TASK INSTRUCTIONS:
Return all the data below as it stands, minus the pictures.

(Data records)

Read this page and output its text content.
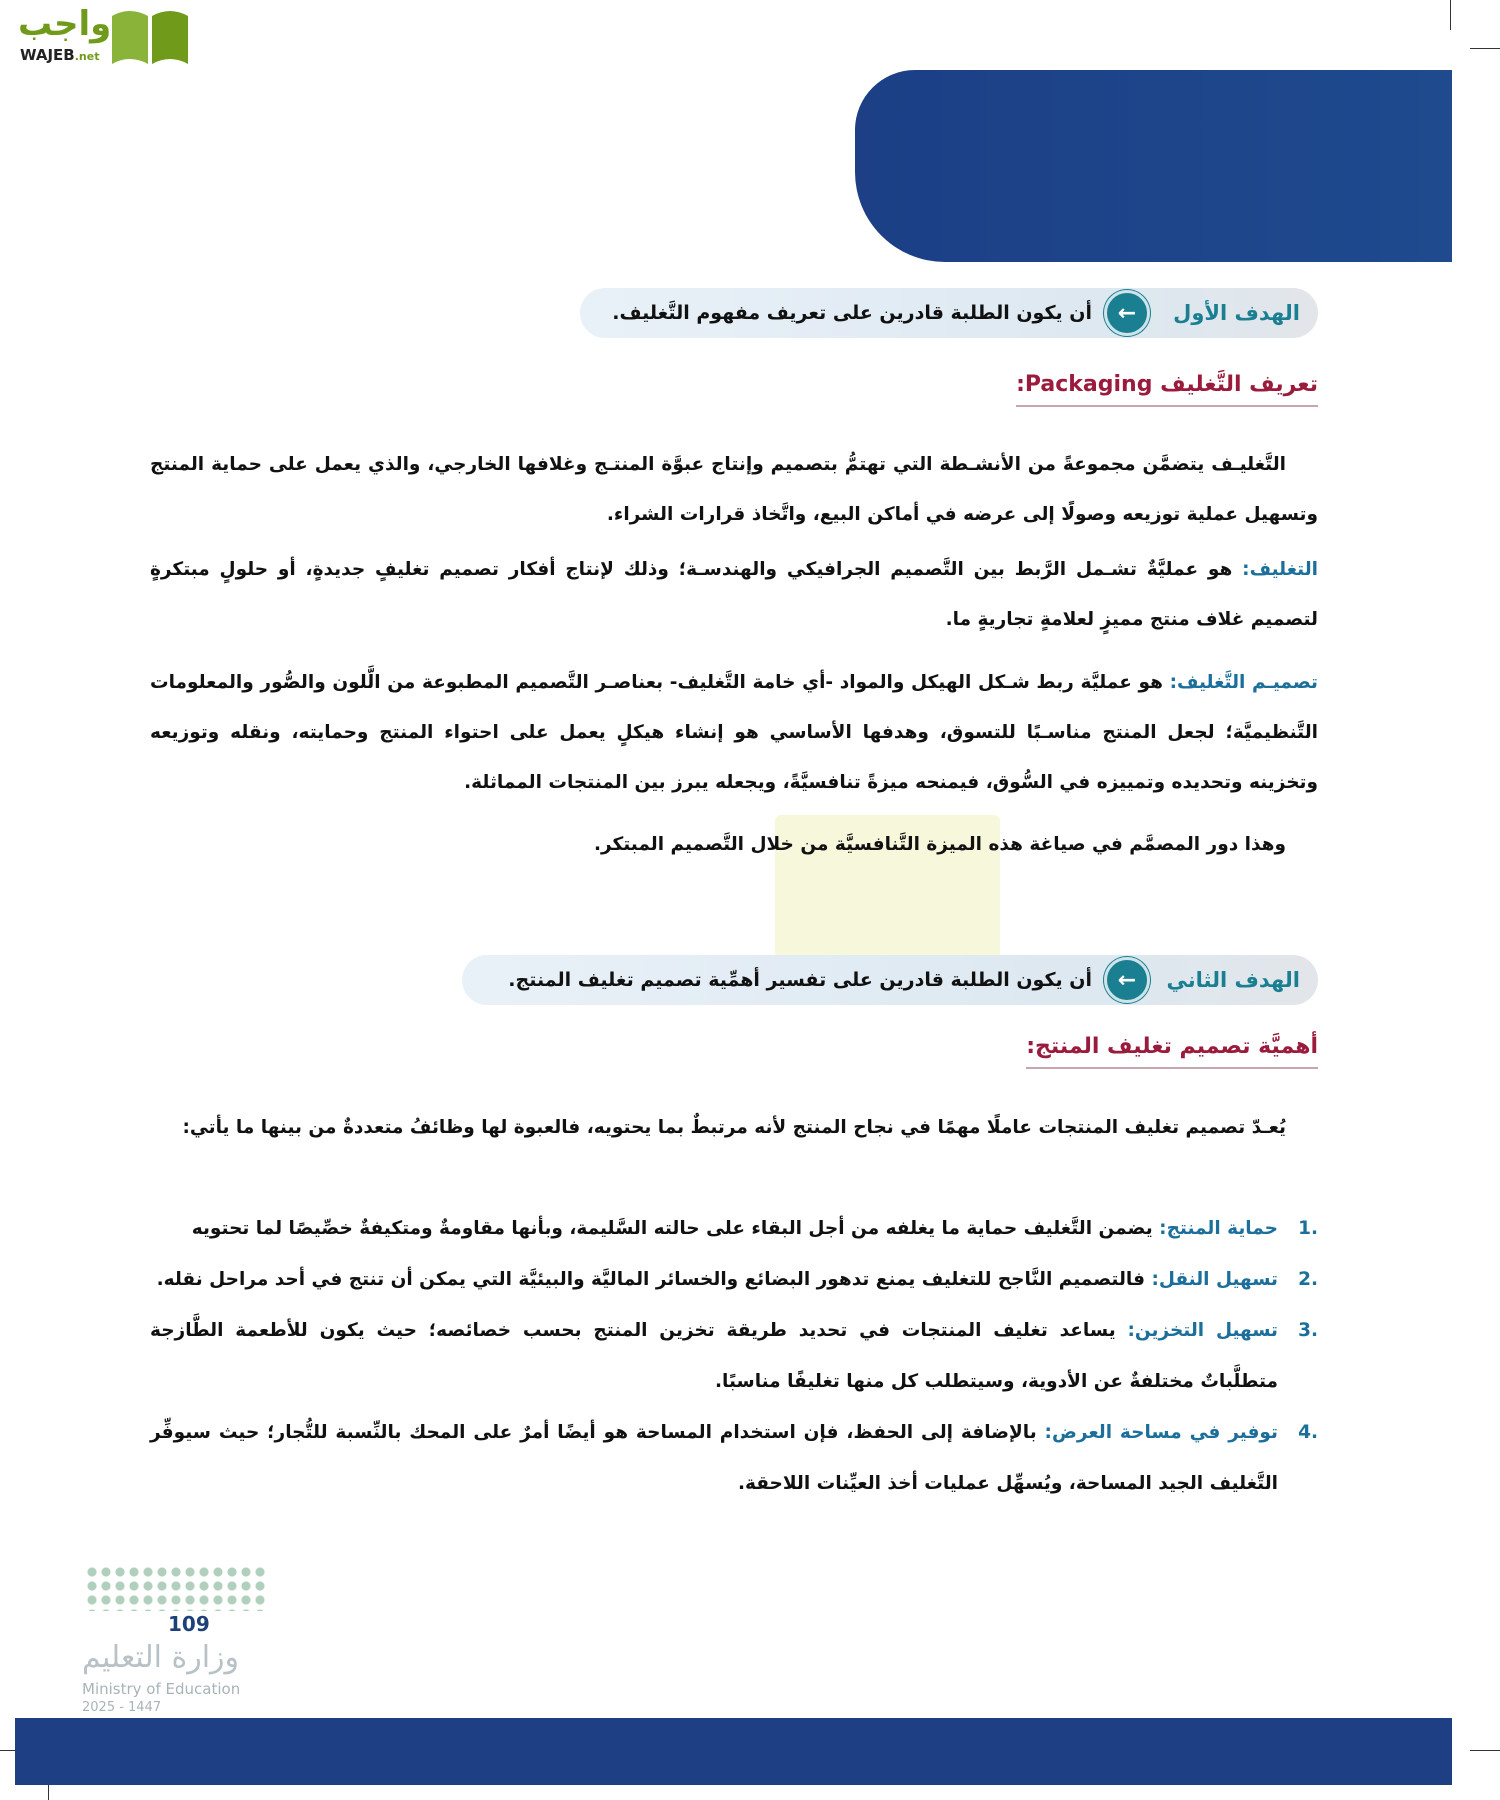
واجب
WAJEB.net
الهدف الأول
←
أن يكون الطلبة قادرين على تعريف مفهوم التَّغليف.
تعريف التَّغليف Packaging:
التَّغليـف يتضمَّن مجموعةً من الأنشـطة التي تهتمُّ بتصميم وإنتاج عبوَّة المنتـج وغلافها الخارجي، والذي يعمل على حماية المنتج وتسهيل عملية توزيعه وصولًا إلى عرضه في أماكن البيع، واتَّخاذ قرارات الشراء.
التغليف: هو عمليَّةٌ تشـمل الرَّبط بين التَّصميم الجرافيكي والهندسـة؛ وذلك لإنتاج أفكار تصميم تغليفٍ جديدةٍ، أو حلولٍ مبتكرةٍ لتصميم غلاف منتج مميزٍ لعلامةٍ تجاريةٍ ما.
تصميـم التَّغليف: هو عمليَّة ربط شـكل الهيكل والمواد -أي خامة التَّغليف- بعناصـر التَّصميم المطبوعة من الَّلون والصُّور والمعلومات التَّنظيميَّة؛ لجعل المنتج مناسـبًا للتسوق، وهدفها الأساسي هو إنشاء هيكلٍ يعمل على احتواء المنتج وحمايته، ونقله وتوزيعه وتخزينه وتحديده وتمييزه في السُّوق، فيمنحه ميزةً تنافسيَّةً، ويجعله يبرز بين المنتجات المماثلة.
وهذا دور المصمَّم في صياغة هذه الميزة التَّنافسيَّة من خلال التَّصميم المبتكر.
الهدف الثاني
←
أن يكون الطلبة قادرين على تفسير أهمِّية تصميم تغليف المنتج.
أهميَّة تصميم تغليف المنتج:
يُعـدّ تصميم تغليف المنتجات عاملًا مهمًا في نجاح المنتج لأنه مرتبطٌ بما يحتويه، فالعبوة لها وظائفُ متعددةٌ من بينها ما يأتي:
.1
حماية المنتج: يضمن التَّغليف حماية ما يغلفه من أجل البقاء على حالته السَّليمة، وبأنها مقاومةٌ ومتكيفةٌ خصِّيصًا لما تحتويه
.2
تسهيل النقل: فالتصميم النَّاجح للتغليف يمنع تدهور البضائع والخسائر الماليَّة والبيئيَّة التي يمكن أن تنتج في أحد مراحل نقله.
.3
تسهيل التخزين: يساعد تغليف المنتجات في تحديد طريقة تخزين المنتج بحسب خصائصه؛ حيث يكون للأطعمة الطَّازجة متطلَّباتٌ مختلفةٌ عن الأدوية، وسيتطلب كل منها تغليفًا مناسبًا.
.4
توفير في مساحة العرض: بالإضافة إلى الحفظ، فإن استخدام المساحة هو أيضًا أمرٌ على المحك بالنِّسبة للتُّجار؛ حيث سيوفِّر التَّغليف الجيد المساحة، ويُسهِّل عمليات أخذ العيِّنات اللاحقة.
109
وزارة التعليم
Ministry of Education
2025 - 1447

ANSWER TO THIS PROBLEM:
Read this page and output its text content.
واجب
WAJEB.net
الهدف الأول
←
أن يكون الطلبة قادرين على تعريف مفهوم التَّغليف.
تعريف التَّغليف Packaging:
التَّغليـف يتضمَّن مجموعةً من الأنشـطة التي تهتمُّ بتصميم وإنتاج عبوَّة المنتـج وغلافها الخارجي، والذي يعمل على حماية المنتج وتسهيل عملية توزيعه وصولًا إلى عرضه في أماكن البيع، واتَّخاذ قرارات الشراء.
التغليف: هو عمليَّةٌ تشـمل الرَّبط بين التَّصميم الجرافيكي والهندسـة؛ وذلك لإنتاج أفكار تصميم تغليفٍ جديدةٍ، أو حلولٍ مبتكرةٍ لتصميم غلاف منتج مميزٍ لعلامةٍ تجاريةٍ ما.
تصميـم التَّغليف: هو عمليَّة ربط شـكل الهيكل والمواد -أي خامة التَّغليف- بعناصـر التَّصميم المطبوعة من الَّلون والصُّور والمعلومات التَّنظيميَّة؛ لجعل المنتج مناسـبًا للتسوق، وهدفها الأساسي هو إنشاء هيكلٍ يعمل على احتواء المنتج وحمايته، ونقله وتوزيعه وتخزينه وتحديده وتمييزه في السُّوق، فيمنحه ميزةً تنافسيَّةً، ويجعله يبرز بين المنتجات المماثلة.
وهذا دور المصمَّم في صياغة هذه الميزة التَّنافسيَّة من خلال التَّصميم المبتكر.
الهدف الثاني
←
أن يكون الطلبة قادرين على تفسير أهمِّية تصميم تغليف المنتج.
أهميَّة تصميم تغليف المنتج:
يُعـدّ تصميم تغليف المنتجات عاملًا مهمًا في نجاح المنتج لأنه مرتبطٌ بما يحتويه، فالعبوة لها وظائفُ متعددةٌ من بينها ما يأتي:
.1
حماية المنتج: يضمن التَّغليف حماية ما يغلفه من أجل البقاء على حالته السَّليمة، وبأنها مقاومةٌ ومتكيفةٌ خصِّيصًا لما تحتويه
.2
تسهيل النقل: فالتصميم النَّاجح للتغليف يمنع تدهور البضائع والخسائر الماليَّة والبيئيَّة التي يمكن أن تنتج في أحد مراحل نقله.
.3
تسهيل التخزين: يساعد تغليف المنتجات في تحديد طريقة تخزين المنتج بحسب خصائصه؛ حيث يكون للأطعمة الطَّازجة متطلَّباتٌ مختلفةٌ عن الأدوية، وسيتطلب كل منها تغليفًا مناسبًا.
.4
توفير في مساحة العرض: بالإضافة إلى الحفظ، فإن استخدام المساحة هو أيضًا أمرٌ على المحك بالنِّسبة للتُّجار؛ حيث سيوفِّر التَّغليف الجيد المساحة، ويُسهِّل عمليات أخذ العيِّنات اللاحقة.
109
وزارة التعليم
Ministry of Education
2025 - 1447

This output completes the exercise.